──────── Dataset entries ────────
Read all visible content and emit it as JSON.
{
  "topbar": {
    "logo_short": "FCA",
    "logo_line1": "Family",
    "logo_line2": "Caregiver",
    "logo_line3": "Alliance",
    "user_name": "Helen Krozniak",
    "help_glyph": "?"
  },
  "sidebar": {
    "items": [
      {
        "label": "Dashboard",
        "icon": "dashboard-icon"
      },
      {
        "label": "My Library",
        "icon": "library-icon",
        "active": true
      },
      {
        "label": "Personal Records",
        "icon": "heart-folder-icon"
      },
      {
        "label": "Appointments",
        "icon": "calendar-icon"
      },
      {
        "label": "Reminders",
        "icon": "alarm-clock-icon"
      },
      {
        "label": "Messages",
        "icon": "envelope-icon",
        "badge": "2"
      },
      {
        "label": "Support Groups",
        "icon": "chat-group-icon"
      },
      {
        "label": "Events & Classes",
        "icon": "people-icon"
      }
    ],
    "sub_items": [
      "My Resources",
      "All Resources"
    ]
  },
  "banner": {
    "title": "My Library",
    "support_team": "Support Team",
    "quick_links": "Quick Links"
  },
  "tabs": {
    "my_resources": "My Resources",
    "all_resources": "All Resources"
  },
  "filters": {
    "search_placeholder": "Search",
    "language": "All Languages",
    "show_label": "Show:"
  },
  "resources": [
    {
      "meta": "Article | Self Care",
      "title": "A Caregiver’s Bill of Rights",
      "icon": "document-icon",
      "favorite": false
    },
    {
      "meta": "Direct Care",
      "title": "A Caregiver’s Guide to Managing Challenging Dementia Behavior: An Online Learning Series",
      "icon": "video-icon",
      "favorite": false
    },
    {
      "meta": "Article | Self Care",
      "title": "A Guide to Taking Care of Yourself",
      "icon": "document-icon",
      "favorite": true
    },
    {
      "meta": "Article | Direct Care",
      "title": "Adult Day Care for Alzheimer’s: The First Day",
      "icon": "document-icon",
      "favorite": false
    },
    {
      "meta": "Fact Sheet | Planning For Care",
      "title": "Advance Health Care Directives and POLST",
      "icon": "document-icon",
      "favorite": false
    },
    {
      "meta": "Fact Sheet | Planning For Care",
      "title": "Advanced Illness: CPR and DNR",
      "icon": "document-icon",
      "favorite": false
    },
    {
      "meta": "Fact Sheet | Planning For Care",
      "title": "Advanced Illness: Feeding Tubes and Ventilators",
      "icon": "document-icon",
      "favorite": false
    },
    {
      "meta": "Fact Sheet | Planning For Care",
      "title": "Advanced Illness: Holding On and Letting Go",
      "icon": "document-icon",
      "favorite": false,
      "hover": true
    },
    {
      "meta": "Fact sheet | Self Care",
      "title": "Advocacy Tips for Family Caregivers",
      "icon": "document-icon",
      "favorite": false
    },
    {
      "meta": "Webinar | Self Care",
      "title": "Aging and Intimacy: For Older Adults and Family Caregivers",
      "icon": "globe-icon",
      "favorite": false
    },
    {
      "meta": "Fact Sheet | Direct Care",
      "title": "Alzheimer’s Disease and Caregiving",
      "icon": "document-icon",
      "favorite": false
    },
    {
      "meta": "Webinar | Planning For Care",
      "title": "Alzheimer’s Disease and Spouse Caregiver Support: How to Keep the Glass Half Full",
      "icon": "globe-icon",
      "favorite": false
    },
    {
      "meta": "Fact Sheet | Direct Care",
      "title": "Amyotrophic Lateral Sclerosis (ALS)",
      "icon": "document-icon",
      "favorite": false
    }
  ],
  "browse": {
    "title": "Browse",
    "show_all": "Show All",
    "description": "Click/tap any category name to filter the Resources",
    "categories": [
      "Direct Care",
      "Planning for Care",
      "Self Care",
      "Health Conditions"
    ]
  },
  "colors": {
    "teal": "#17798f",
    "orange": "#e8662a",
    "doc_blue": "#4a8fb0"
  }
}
────────
• Exercise requirements
Extract the complete listing verbatim.

• Task result
Read all visible content and emit it as JSON.
{
  "topbar": {
    "logo_short": "FCA",
    "logo_line1": "Family",
    "logo_line2": "Caregiver",
    "logo_line3": "Alliance",
    "user_name": "Helen Krozniak",
    "help_glyph": "?"
  },
  "sidebar": {
    "items": [
      {
        "label": "Dashboard",
        "icon": "dashboard-icon"
      },
      {
        "label": "My Library",
        "icon": "library-icon",
        "active": true
      },
      {
        "label": "Personal Records",
        "icon": "heart-folder-icon"
      },
      {
        "label": "Appointments",
        "icon": "calendar-icon"
      },
      {
        "label": "Reminders",
        "icon": "alarm-clock-icon"
      },
      {
        "label": "Messages",
        "icon": "envelope-icon",
        "badge": "2"
      },
      {
        "label": "Support Groups",
        "icon": "chat-group-icon"
      },
      {
        "label": "Events & Classes",
        "icon": "people-icon"
      }
    ],
    "sub_items": [
      "My Resources",
      "All Resources"
    ]
  },
  "banner": {
    "title": "My Library",
    "support_team": "Support Team",
    "quick_links": "Quick Links"
  },
  "tabs": {
    "my_resources": "My Resources",
    "all_resources": "All Resources"
  },
  "filters": {
    "search_placeholder": "Search",
    "language": "All Languages",
    "show_label": "Show:"
  },
  "resources": [
    {
      "meta": "Article | Self Care",
      "title": "A Caregiver’s Bill of Rights",
      "icon": "document-icon",
      "favorite": false
    },
    {
      "meta": "Direct Care",
      "title": "A Caregiver’s Guide to Managing Challenging Dementia Behavior: An Online Learning Series",
      "icon": "video-icon",
      "favorite": false
    },
    {
      "meta": "Article | Self Care",
      "title": "A Guide to Taking Care of Yourself",
      "icon": "document-icon",
      "favorite": true
    },
    {
      "meta": "Article | Direct Care",
      "title": "Adult Day Care for Alzheimer’s: The First Day",
      "icon": "document-icon",
      "favorite": false
    },
    {
      "meta": "Fact Sheet | Planning For Care",
      "title": "Advance Health Care Directives and POLST",
      "icon": "document-icon",
      "favorite": false
    },
    {
      "meta": "Fact Sheet | Planning For Care",
      "title": "Advanced Illness: CPR and DNR",
      "icon": "document-icon",
      "favorite": false
    },
    {
      "meta": "Fact Sheet | Planning For Care",
      "title": "Advanced Illness: Feeding Tubes and Ventilators",
      "icon": "document-icon",
      "favorite": false
    },
    {
      "meta": "Fact Sheet | Planning For Care",
      "title": "Advanced Illness: Holding On and Letting Go",
      "icon": "document-icon",
      "favorite": false,
      "hover": true
    },
    {
      "meta": "Fact sheet | Self Care",
      "title": "Advocacy Tips for Family Caregivers",
      "icon": "document-icon",
      "favorite": false
    },
    {
      "meta": "Webinar | Self Care",
      "title": "Aging and Intimacy: For Older Adults and Family Caregivers",
      "icon": "globe-icon",
      "favorite": false
    },
    {
      "meta": "Fact Sheet | Direct Care",
      "title": "Alzheimer’s Disease and Caregiving",
      "icon": "document-icon",
      "favorite": false
    },
    {
      "meta": "Webinar | Planning For Care",
      "title": "Alzheimer’s Disease and Spouse Caregiver Support: How to Keep the Glass Half Full",
      "icon": "globe-icon",
      "favorite": false
    },
    {
      "meta": "Fact Sheet | Direct Care",
      "title": "Amyotrophic Lateral Sclerosis (ALS)",
      "icon": "document-icon",
      "favorite": false
    }
  ],
  "browse": {
    "title": "Browse",
    "show_all": "Show All",
    "description": "Click/tap any category name to filter the Resources",
    "categories": [
      "Direct Care",
      "Planning for Care",
      "Self Care",
      "Health Conditions"
    ]
  },
  "colors": {
    "teal": "#17798f",
    "orange": "#e8662a",
    "doc_blue": "#4a8fb0"
  }
}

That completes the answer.